■ STATED EXERCISE ■
Pull out every line with the word "account" from the entries below.

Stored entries
------------------------------------
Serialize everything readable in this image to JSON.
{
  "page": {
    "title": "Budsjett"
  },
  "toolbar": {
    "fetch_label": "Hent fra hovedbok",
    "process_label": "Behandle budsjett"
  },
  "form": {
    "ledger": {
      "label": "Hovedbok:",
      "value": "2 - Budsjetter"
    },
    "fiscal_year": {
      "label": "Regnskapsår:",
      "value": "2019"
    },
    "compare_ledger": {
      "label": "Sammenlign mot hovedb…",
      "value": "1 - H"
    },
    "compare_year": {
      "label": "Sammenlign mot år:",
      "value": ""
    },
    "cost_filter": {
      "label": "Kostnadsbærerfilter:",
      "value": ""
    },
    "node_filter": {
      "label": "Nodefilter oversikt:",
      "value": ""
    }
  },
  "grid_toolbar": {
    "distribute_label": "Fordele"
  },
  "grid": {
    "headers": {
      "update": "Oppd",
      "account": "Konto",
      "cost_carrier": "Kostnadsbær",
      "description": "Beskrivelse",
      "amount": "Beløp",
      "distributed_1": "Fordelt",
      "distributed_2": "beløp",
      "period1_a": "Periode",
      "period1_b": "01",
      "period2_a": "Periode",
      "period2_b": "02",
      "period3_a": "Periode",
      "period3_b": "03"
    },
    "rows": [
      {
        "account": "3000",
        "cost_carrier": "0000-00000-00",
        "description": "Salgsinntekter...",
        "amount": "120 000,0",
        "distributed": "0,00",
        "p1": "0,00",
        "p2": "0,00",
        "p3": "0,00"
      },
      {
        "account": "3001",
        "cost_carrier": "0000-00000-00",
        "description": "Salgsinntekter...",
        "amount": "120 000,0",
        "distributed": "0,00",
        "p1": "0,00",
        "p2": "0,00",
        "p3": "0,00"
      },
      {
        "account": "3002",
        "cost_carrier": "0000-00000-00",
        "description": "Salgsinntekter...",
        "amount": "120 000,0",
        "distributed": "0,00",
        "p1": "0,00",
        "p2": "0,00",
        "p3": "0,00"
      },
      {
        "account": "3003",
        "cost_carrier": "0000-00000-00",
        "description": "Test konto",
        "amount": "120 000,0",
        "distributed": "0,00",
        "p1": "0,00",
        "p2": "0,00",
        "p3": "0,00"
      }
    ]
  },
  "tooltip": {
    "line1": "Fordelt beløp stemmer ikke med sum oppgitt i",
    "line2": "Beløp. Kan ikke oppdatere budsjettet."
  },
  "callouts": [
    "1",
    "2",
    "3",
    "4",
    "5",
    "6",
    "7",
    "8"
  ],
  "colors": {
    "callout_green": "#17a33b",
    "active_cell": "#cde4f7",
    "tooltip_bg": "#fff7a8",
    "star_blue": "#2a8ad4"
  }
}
------------------------------------
■ WRITTEN ANSWER ■
      "account": "Konto",
        "account": "3000",
        "account": "3001",
        "account": "3002",
        "account": "3003",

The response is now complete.